__GIVEN PROBLEM__. Copy the listing below line for line, leaving every character as it is.

[Dataset items]

_ _ _ _ _

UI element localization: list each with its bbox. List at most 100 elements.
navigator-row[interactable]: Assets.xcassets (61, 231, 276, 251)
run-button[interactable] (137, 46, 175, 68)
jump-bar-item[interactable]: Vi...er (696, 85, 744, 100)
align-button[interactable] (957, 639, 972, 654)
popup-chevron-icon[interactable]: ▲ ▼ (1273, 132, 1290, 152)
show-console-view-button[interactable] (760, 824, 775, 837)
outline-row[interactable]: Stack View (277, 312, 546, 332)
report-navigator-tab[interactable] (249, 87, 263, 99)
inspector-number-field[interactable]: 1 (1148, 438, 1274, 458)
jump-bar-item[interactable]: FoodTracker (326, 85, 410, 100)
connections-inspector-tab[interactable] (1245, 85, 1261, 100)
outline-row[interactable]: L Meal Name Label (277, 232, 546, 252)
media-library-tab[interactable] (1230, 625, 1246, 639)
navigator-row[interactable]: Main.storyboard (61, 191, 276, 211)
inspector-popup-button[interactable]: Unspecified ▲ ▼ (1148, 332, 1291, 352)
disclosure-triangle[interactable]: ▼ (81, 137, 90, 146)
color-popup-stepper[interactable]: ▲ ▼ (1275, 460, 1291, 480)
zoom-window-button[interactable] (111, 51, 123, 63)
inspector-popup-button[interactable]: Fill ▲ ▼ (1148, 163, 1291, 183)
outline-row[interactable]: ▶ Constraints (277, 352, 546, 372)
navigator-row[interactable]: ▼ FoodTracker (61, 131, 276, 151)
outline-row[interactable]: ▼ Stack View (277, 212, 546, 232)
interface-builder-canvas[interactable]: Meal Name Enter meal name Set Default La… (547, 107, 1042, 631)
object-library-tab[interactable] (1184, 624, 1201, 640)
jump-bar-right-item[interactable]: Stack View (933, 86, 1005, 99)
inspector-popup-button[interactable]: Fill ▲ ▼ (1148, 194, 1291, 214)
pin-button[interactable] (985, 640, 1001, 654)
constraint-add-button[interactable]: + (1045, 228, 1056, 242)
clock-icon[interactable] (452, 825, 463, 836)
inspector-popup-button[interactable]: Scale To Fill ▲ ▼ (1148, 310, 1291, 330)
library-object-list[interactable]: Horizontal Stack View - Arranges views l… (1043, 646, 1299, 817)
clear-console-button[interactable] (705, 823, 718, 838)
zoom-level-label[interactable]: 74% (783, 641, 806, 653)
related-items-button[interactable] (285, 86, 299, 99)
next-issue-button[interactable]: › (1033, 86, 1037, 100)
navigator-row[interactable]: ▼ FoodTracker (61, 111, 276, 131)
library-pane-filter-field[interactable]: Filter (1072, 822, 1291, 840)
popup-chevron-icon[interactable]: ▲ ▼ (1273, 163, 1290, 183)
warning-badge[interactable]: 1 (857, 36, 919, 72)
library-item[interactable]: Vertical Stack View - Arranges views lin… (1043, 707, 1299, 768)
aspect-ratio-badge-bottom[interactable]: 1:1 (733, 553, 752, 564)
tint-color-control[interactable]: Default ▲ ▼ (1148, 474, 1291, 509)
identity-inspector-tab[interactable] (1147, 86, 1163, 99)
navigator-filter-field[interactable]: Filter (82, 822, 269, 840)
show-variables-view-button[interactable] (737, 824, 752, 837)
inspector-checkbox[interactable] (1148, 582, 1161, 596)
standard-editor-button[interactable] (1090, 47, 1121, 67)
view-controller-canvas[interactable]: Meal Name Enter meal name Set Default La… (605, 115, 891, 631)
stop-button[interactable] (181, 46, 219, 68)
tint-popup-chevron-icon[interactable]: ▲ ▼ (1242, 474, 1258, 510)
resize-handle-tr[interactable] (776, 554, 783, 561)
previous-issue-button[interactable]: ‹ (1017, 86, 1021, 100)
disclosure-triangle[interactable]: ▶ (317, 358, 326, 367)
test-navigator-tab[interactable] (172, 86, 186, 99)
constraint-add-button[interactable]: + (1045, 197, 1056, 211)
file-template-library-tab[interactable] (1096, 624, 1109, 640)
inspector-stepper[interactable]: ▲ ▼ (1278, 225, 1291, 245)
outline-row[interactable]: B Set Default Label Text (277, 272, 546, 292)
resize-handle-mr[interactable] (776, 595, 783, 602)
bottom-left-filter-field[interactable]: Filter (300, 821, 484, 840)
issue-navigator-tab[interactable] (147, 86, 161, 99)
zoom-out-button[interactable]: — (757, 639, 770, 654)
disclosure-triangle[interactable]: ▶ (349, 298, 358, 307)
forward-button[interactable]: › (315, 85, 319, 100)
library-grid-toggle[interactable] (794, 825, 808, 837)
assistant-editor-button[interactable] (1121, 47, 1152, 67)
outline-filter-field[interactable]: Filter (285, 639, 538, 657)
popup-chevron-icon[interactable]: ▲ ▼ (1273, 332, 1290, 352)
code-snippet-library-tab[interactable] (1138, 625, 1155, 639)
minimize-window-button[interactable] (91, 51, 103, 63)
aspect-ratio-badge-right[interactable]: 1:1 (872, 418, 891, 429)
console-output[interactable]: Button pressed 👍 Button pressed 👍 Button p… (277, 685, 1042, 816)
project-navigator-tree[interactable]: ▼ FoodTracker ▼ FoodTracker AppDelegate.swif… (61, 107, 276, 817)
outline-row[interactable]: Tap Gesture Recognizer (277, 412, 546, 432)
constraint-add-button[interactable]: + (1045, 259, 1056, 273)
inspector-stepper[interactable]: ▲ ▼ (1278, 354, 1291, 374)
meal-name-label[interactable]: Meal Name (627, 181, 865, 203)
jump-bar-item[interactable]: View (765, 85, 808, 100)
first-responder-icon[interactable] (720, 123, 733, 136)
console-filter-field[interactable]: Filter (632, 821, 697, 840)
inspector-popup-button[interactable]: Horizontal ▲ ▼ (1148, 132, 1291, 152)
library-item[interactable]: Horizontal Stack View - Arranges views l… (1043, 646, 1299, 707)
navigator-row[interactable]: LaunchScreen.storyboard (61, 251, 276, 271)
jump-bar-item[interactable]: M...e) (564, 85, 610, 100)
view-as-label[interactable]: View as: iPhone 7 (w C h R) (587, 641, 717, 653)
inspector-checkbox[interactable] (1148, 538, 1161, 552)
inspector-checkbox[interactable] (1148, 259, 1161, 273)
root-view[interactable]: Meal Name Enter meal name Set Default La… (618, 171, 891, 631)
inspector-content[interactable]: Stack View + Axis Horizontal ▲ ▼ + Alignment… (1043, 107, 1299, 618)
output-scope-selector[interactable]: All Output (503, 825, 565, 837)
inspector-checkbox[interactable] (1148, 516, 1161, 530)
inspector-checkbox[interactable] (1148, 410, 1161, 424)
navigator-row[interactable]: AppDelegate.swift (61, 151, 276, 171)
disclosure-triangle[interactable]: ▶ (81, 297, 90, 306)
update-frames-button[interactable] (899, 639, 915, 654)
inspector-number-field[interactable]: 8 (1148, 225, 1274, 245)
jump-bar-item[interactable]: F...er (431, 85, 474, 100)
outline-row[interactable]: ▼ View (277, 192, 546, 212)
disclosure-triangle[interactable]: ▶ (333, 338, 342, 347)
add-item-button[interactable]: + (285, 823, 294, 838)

_ _ _ _ _

__COMPLETED TASK__.
UI element localization: list each with its bbox. List at most 100 elements.
navigator-row[interactable]: Assets.xcassets (61, 231, 276, 251)
run-button[interactable] (137, 46, 175, 68)
jump-bar-item[interactable]: Vi...er (696, 85, 744, 100)
align-button[interactable] (957, 639, 972, 654)
popup-chevron-icon[interactable]: ▲ ▼ (1273, 132, 1290, 152)
show-console-view-button[interactable] (760, 824, 775, 837)
outline-row[interactable]: Stack View (277, 312, 546, 332)
report-navigator-tab[interactable] (249, 87, 263, 99)
inspector-number-field[interactable]: 1 (1148, 438, 1274, 458)
jump-bar-item[interactable]: FoodTracker (326, 85, 410, 100)
connections-inspector-tab[interactable] (1245, 85, 1261, 100)
outline-row[interactable]: L Meal Name Label (277, 232, 546, 252)
media-library-tab[interactable] (1230, 625, 1246, 639)
navigator-row[interactable]: Main.storyboard (61, 191, 276, 211)
inspector-popup-button[interactable]: Unspecified ▲ ▼ (1148, 332, 1291, 352)
disclosure-triangle[interactable]: ▼ (81, 137, 90, 146)
color-popup-stepper[interactable]: ▲ ▼ (1275, 460, 1291, 480)
zoom-window-button[interactable] (111, 51, 123, 63)
inspector-popup-button[interactable]: Fill ▲ ▼ (1148, 163, 1291, 183)
outline-row[interactable]: ▶ Constraints (277, 352, 546, 372)
navigator-row[interactable]: ▼ FoodTracker (61, 131, 276, 151)
outline-row[interactable]: ▼ Stack View (277, 212, 546, 232)
interface-builder-canvas[interactable]: Meal Name Enter meal name Set Default La… (547, 107, 1042, 631)
object-library-tab[interactable] (1184, 624, 1201, 640)
jump-bar-right-item[interactable]: Stack View (933, 86, 1005, 99)
inspector-popup-button[interactable]: Fill ▲ ▼ (1148, 194, 1291, 214)
pin-button[interactable] (985, 640, 1001, 654)
constraint-add-button[interactable]: + (1045, 228, 1056, 242)
clock-icon[interactable] (452, 825, 463, 836)
inspector-popup-button[interactable]: Scale To Fill ▲ ▼ (1148, 310, 1291, 330)
library-object-list[interactable]: Horizontal Stack View - Arranges views l… (1043, 646, 1299, 817)
clear-console-button[interactable] (705, 823, 718, 838)
zoom-level-label[interactable]: 74% (783, 641, 806, 653)
related-items-button[interactable] (285, 86, 299, 99)
next-issue-button[interactable]: › (1033, 86, 1037, 100)
navigator-row[interactable]: ▼ FoodTracker (61, 111, 276, 131)
library-pane-filter-field[interactable]: Filter (1072, 822, 1291, 840)
popup-chevron-icon[interactable]: ▲ ▼ (1273, 163, 1290, 183)
warning-badge[interactable]: 1 (857, 36, 919, 72)
library-item[interactable]: Vertical Stack View - Arranges views lin… (1043, 707, 1299, 768)
aspect-ratio-badge-bottom[interactable]: 1:1 (733, 553, 752, 564)
tint-color-control[interactable]: Default ▲ ▼ (1148, 474, 1291, 509)
identity-inspector-tab[interactable] (1147, 86, 1163, 99)
navigator-filter-field[interactable]: Filter (82, 822, 269, 840)
show-variables-view-button[interactable] (737, 824, 752, 837)
inspector-checkbox[interactable] (1148, 582, 1161, 596)
standard-editor-button[interactable] (1090, 47, 1121, 67)
view-controller-canvas[interactable]: Meal Name Enter meal name Set Default La… (605, 115, 891, 631)
stop-button[interactable] (181, 46, 219, 68)
tint-popup-chevron-icon[interactable]: ▲ ▼ (1242, 474, 1258, 510)
resize-handle-tr[interactable] (776, 554, 783, 561)
previous-issue-button[interactable]: ‹ (1017, 86, 1021, 100)
disclosure-triangle[interactable]: ▶ (317, 358, 326, 367)
test-navigator-tab[interactable] (172, 86, 186, 99)
constraint-add-button[interactable]: + (1045, 197, 1056, 211)
file-template-library-tab[interactable] (1096, 624, 1109, 640)
inspector-stepper[interactable]: ▲ ▼ (1278, 225, 1291, 245)
outline-row[interactable]: B Set Default Label Text (277, 272, 546, 292)
resize-handle-mr[interactable] (776, 595, 783, 602)
bottom-left-filter-field[interactable]: Filter (300, 821, 484, 840)
issue-navigator-tab[interactable] (147, 86, 161, 99)
zoom-out-button[interactable]: — (757, 639, 770, 654)
disclosure-triangle[interactable]: ▶ (349, 298, 358, 307)
forward-button[interactable]: › (315, 85, 319, 100)
library-grid-toggle[interactable] (794, 825, 808, 837)
assistant-editor-button[interactable] (1121, 47, 1152, 67)
outline-filter-field[interactable]: Filter (285, 639, 538, 657)
popup-chevron-icon[interactable]: ▲ ▼ (1273, 332, 1290, 352)
code-snippet-library-tab[interactable] (1138, 625, 1155, 639)
minimize-window-button[interactable] (91, 51, 103, 63)
aspect-ratio-badge-right[interactable]: 1:1 (872, 418, 891, 429)
console-output[interactable]: Button pressed 👍 Button pressed 👍 Button p… (277, 685, 1042, 816)
project-navigator-tree[interactable]: ▼ FoodTracker ▼ FoodTracker AppDelegate.swif… (61, 107, 276, 817)
outline-row[interactable]: Tap Gesture Recognizer (277, 412, 546, 432)
constraint-add-button[interactable]: + (1045, 259, 1056, 273)
inspector-stepper[interactable]: ▲ ▼ (1278, 354, 1291, 374)
meal-name-label[interactable]: Meal Name (627, 181, 865, 203)
jump-bar-item[interactable]: View (765, 85, 808, 100)
first-responder-icon[interactable] (720, 123, 733, 136)
console-filter-field[interactable]: Filter (632, 821, 697, 840)
inspector-popup-button[interactable]: Horizontal ▲ ▼ (1148, 132, 1291, 152)
library-item[interactable]: Horizontal Stack View - Arranges views l… (1043, 646, 1299, 707)
navigator-row[interactable]: LaunchScreen.storyboard (61, 251, 276, 271)
jump-bar-item[interactable]: M...e) (564, 85, 610, 100)
view-as-label[interactable]: View as: iPhone 7 (w C h R) (587, 641, 717, 653)
inspector-checkbox[interactable] (1148, 538, 1161, 552)
inspector-checkbox[interactable] (1148, 259, 1161, 273)
root-view[interactable]: Meal Name Enter meal name Set Default La… (618, 171, 891, 631)
inspector-content[interactable]: Stack View + Axis Horizontal ▲ ▼ + Alignment… (1043, 107, 1299, 618)
output-scope-selector[interactable]: All Output (503, 825, 565, 837)
inspector-checkbox[interactable] (1148, 516, 1161, 530)
inspector-checkbox[interactable] (1148, 410, 1161, 424)
navigator-row[interactable]: AppDelegate.swift (61, 151, 276, 171)
disclosure-triangle[interactable]: ▶ (81, 297, 90, 306)
update-frames-button[interactable] (899, 639, 915, 654)
inspector-number-field[interactable]: 8 (1148, 225, 1274, 245)
jump-bar-item[interactable]: F...er (431, 85, 474, 100)
outline-row[interactable]: ▼ View (277, 192, 546, 212)
disclosure-triangle[interactable]: ▶ (333, 338, 342, 347)
add-item-button[interactable]: + (285, 823, 294, 838)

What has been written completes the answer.